→ Instructions to follow
Extract the text of each entry below exactly, leaving every image behind.

Items listed in a dataset
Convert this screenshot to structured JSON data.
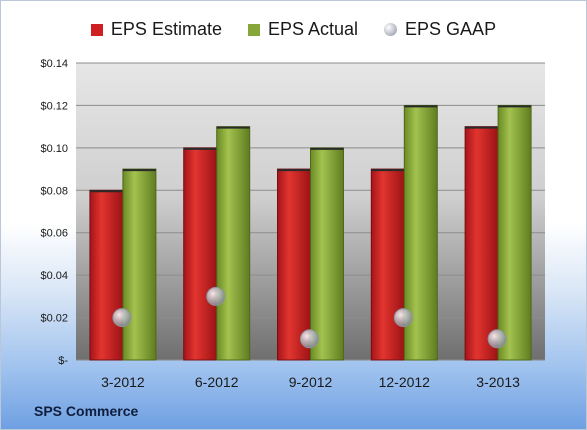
{
  "chart_data": {
    "type": "bar",
    "categories": [
      "3-2012",
      "6-2012",
      "9-2012",
      "12-2012",
      "3-2013"
    ],
    "series": [
      {
        "name": "EPS Estimate",
        "kind": "bar",
        "color": "#d01f23",
        "values": [
          0.08,
          0.1,
          0.09,
          0.09,
          0.11
        ]
      },
      {
        "name": "EPS Actual",
        "kind": "bar",
        "color": "#86a63a",
        "values": [
          0.09,
          0.11,
          0.1,
          0.12,
          0.12
        ]
      },
      {
        "name": "EPS GAAP",
        "kind": "marker",
        "color": "#b9bcc4",
        "values": [
          0.02,
          0.03,
          0.01,
          0.02,
          0.01
        ]
      }
    ],
    "y_ticks": [
      0,
      0.02,
      0.04,
      0.06,
      0.08,
      0.1,
      0.12,
      0.14
    ],
    "y_tick_labels": [
      "$-",
      "$0.02",
      "$0.04",
      "$0.06",
      "$0.08",
      "$0.10",
      "$0.12",
      "$0.14"
    ],
    "ylim": [
      0,
      0.14
    ],
    "grid": true,
    "legend_position": "top-center"
  },
  "company": "SPS Commerce"
}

→ Written solution
Convert this screenshot to structured JSON data.
{
  "chart_data": {
    "type": "bar",
    "categories": [
      "3-2012",
      "6-2012",
      "9-2012",
      "12-2012",
      "3-2013"
    ],
    "series": [
      {
        "name": "EPS Estimate",
        "kind": "bar",
        "color": "#d01f23",
        "values": [
          0.08,
          0.1,
          0.09,
          0.09,
          0.11
        ]
      },
      {
        "name": "EPS Actual",
        "kind": "bar",
        "color": "#86a63a",
        "values": [
          0.09,
          0.11,
          0.1,
          0.12,
          0.12
        ]
      },
      {
        "name": "EPS GAAP",
        "kind": "marker",
        "color": "#b9bcc4",
        "values": [
          0.02,
          0.03,
          0.01,
          0.02,
          0.01
        ]
      }
    ],
    "y_ticks": [
      0,
      0.02,
      0.04,
      0.06,
      0.08,
      0.1,
      0.12,
      0.14
    ],
    "y_tick_labels": [
      "$-",
      "$0.02",
      "$0.04",
      "$0.06",
      "$0.08",
      "$0.10",
      "$0.12",
      "$0.14"
    ],
    "ylim": [
      0,
      0.14
    ],
    "grid": true,
    "legend_position": "top-center"
  },
  "company": "SPS Commerce"
}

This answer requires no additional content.